Required work: Using the material that follows, identify and copy each line with the string "capítulo".
+ + + + +
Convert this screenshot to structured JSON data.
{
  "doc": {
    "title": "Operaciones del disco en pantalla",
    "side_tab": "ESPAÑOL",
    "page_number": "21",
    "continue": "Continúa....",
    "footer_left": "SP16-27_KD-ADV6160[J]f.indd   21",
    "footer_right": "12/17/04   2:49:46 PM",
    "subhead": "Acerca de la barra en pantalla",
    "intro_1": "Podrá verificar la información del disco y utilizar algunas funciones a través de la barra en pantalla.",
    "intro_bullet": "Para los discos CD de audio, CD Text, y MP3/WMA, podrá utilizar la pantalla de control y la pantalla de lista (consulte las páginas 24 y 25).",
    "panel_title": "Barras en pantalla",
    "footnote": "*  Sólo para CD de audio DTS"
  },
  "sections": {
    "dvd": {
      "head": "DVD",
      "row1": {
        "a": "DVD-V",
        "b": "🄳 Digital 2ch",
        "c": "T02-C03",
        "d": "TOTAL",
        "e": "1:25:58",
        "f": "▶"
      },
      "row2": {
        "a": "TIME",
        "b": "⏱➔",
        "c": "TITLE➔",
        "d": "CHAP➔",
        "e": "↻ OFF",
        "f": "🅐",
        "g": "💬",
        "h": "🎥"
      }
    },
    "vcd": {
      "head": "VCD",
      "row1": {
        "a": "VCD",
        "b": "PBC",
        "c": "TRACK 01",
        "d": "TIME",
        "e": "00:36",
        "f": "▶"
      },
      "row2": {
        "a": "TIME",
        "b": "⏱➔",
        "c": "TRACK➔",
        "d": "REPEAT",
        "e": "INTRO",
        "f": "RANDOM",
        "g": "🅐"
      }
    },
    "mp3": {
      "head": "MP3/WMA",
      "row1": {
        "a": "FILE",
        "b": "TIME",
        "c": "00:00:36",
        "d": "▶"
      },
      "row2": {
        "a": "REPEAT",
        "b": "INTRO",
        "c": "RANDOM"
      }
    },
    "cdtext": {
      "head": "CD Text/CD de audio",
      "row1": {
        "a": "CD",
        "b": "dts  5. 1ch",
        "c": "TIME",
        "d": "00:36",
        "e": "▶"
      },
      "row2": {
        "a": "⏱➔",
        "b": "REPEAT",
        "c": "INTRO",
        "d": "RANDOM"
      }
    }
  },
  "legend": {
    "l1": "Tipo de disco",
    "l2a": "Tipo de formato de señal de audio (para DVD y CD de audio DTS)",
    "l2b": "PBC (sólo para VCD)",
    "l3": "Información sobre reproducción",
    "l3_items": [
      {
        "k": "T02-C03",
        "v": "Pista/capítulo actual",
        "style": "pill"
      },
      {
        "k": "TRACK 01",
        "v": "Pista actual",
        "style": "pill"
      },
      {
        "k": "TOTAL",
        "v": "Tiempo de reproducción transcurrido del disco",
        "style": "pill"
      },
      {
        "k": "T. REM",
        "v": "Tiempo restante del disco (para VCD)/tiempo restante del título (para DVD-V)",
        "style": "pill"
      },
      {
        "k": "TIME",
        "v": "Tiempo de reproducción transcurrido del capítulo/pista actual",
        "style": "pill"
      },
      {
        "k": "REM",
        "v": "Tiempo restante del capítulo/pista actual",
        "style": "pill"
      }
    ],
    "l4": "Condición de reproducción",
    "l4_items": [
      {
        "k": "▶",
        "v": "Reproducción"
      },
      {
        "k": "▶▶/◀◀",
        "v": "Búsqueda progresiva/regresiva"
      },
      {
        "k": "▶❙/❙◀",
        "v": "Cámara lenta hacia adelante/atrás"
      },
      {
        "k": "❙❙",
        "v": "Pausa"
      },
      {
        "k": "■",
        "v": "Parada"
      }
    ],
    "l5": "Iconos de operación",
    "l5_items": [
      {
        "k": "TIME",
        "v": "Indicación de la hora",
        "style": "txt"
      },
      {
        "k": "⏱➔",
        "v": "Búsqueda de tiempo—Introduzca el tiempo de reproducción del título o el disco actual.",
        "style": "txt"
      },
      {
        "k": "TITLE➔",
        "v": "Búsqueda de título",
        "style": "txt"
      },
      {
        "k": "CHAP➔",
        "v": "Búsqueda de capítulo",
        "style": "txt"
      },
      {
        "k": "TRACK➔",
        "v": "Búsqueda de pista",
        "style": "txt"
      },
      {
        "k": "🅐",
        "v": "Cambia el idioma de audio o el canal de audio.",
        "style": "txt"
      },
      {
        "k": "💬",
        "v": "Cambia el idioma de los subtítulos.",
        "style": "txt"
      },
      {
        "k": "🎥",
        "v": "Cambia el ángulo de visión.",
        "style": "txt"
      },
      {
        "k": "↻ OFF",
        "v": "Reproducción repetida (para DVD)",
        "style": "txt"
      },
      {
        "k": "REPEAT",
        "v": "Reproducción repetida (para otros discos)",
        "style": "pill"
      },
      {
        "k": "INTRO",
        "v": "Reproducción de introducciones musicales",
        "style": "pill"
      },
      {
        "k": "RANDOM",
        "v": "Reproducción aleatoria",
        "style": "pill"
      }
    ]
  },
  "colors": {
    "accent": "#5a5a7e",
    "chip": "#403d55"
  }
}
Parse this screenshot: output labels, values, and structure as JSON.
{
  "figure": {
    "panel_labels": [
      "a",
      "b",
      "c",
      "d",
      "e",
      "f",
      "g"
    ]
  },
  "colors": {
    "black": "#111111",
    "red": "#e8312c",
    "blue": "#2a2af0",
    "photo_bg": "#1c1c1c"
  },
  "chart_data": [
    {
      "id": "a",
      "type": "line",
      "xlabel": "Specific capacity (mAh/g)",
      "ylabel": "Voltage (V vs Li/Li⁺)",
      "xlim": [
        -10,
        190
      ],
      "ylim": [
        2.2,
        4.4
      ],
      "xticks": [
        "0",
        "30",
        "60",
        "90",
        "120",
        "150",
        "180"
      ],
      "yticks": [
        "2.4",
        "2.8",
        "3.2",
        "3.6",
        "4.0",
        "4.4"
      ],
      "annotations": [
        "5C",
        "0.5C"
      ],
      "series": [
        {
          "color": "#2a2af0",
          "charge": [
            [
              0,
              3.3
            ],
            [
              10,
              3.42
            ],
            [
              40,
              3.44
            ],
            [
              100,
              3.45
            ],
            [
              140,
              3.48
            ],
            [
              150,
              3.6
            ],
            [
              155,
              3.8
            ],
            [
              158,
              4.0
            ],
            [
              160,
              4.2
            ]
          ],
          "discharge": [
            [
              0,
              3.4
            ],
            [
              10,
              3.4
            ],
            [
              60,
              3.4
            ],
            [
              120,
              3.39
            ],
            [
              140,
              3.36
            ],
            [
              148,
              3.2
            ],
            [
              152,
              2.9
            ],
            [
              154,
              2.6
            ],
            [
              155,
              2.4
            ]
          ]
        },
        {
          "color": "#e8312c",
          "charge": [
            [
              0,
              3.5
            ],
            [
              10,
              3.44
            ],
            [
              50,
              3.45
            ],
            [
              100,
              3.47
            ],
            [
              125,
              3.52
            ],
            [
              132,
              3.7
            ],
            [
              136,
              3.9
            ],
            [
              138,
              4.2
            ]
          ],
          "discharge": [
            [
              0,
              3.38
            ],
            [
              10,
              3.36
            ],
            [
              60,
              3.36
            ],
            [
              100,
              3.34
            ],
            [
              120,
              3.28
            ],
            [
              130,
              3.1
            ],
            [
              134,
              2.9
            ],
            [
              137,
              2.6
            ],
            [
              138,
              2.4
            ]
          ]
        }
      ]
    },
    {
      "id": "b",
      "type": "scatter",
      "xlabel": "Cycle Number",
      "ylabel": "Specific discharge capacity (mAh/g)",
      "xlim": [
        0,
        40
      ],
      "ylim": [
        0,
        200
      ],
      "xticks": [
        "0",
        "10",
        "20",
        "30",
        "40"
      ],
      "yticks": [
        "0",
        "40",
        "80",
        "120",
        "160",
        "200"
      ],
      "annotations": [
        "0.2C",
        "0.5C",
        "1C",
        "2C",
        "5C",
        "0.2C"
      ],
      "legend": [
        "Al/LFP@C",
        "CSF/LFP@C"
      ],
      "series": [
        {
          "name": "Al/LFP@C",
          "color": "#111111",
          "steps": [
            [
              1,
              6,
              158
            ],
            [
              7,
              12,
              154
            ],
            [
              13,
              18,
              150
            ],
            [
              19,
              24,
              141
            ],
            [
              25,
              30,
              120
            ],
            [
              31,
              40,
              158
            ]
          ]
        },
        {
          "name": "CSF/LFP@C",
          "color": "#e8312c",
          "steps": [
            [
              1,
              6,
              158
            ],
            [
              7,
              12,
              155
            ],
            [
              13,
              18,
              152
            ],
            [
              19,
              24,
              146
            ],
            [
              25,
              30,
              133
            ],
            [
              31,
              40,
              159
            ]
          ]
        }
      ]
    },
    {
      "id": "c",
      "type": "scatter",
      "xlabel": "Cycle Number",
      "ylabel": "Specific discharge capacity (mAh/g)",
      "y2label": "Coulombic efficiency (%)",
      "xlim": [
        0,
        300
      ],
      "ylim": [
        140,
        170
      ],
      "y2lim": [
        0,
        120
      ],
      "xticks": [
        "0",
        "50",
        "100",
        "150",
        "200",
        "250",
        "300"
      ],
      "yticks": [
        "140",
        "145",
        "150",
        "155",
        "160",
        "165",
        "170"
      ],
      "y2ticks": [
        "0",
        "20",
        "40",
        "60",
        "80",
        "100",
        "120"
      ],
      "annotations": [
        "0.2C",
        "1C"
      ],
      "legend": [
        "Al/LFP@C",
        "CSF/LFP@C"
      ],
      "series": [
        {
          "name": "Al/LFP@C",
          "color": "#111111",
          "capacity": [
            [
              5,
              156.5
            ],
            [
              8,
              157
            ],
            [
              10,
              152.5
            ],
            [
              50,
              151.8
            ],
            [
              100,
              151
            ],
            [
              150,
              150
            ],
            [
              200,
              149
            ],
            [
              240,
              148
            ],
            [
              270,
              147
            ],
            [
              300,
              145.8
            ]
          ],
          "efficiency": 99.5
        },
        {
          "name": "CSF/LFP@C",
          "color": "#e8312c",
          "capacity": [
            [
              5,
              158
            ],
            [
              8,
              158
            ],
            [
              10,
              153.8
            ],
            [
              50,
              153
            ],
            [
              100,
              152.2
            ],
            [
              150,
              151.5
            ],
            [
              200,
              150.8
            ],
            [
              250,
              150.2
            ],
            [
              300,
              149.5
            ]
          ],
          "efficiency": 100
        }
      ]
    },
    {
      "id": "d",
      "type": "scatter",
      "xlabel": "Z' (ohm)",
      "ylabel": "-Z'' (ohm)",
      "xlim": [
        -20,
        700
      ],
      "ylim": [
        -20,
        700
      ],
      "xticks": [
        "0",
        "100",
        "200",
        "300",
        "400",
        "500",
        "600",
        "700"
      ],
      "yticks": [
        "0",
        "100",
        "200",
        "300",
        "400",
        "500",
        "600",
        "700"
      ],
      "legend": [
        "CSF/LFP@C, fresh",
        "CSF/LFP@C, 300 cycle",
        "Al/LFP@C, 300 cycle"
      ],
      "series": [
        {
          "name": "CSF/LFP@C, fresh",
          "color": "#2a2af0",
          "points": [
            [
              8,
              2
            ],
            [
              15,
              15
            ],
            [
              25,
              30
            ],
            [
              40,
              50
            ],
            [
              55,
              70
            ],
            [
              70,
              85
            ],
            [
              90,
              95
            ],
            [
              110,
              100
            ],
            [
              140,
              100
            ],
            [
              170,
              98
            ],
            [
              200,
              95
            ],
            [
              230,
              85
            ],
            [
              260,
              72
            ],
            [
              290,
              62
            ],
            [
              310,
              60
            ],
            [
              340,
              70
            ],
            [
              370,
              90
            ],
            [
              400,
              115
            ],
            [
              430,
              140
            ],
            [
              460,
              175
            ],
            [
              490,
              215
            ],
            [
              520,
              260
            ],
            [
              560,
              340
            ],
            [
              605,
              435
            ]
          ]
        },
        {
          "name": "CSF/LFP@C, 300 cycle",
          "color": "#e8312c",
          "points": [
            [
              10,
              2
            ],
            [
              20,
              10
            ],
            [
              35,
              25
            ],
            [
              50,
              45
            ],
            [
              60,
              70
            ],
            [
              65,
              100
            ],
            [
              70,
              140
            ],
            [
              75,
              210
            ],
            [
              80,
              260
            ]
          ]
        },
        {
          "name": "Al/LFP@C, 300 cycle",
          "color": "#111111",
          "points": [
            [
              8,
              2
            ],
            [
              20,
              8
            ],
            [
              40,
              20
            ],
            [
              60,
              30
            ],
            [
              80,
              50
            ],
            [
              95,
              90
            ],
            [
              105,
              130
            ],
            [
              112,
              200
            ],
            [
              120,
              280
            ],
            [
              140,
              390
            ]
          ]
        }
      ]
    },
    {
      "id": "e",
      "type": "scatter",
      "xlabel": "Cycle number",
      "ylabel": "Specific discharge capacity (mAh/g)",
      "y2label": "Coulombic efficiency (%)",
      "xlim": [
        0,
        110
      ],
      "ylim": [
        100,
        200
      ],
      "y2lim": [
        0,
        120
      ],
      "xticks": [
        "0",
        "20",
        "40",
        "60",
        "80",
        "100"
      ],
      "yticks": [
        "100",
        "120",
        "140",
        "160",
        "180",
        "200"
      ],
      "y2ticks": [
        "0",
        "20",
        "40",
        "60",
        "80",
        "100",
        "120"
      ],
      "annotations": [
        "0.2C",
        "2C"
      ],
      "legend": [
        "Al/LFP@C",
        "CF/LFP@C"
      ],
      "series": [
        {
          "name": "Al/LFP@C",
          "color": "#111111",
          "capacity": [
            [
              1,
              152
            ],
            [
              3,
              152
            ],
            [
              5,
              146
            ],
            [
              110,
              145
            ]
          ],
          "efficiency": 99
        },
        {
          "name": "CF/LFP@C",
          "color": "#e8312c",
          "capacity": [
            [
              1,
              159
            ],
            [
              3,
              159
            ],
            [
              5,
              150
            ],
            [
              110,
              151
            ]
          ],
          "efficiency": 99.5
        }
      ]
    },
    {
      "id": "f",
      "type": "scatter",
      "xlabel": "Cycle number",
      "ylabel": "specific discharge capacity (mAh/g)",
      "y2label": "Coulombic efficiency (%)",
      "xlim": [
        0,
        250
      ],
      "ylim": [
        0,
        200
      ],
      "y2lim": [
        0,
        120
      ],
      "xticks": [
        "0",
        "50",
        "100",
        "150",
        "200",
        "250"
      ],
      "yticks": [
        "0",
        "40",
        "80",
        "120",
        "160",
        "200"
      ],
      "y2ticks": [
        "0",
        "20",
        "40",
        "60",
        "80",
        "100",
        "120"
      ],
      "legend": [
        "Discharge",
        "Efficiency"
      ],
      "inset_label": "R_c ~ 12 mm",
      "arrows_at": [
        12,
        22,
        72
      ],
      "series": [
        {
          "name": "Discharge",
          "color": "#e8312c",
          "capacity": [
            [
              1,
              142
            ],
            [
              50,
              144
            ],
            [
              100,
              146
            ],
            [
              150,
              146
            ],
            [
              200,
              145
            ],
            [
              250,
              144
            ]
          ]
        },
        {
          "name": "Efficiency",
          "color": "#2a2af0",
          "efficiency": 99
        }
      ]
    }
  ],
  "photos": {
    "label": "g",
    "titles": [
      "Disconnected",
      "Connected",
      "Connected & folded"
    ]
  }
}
+ + + + +
Problem solution:
        "v": "Pista/capítulo actual",
        "v": "Tiempo de reproducción transcurrido del capítulo/pista actual",
        "v": "Tiempo restante del capítulo/pista actual",
        "v": "Búsqueda de capítulo",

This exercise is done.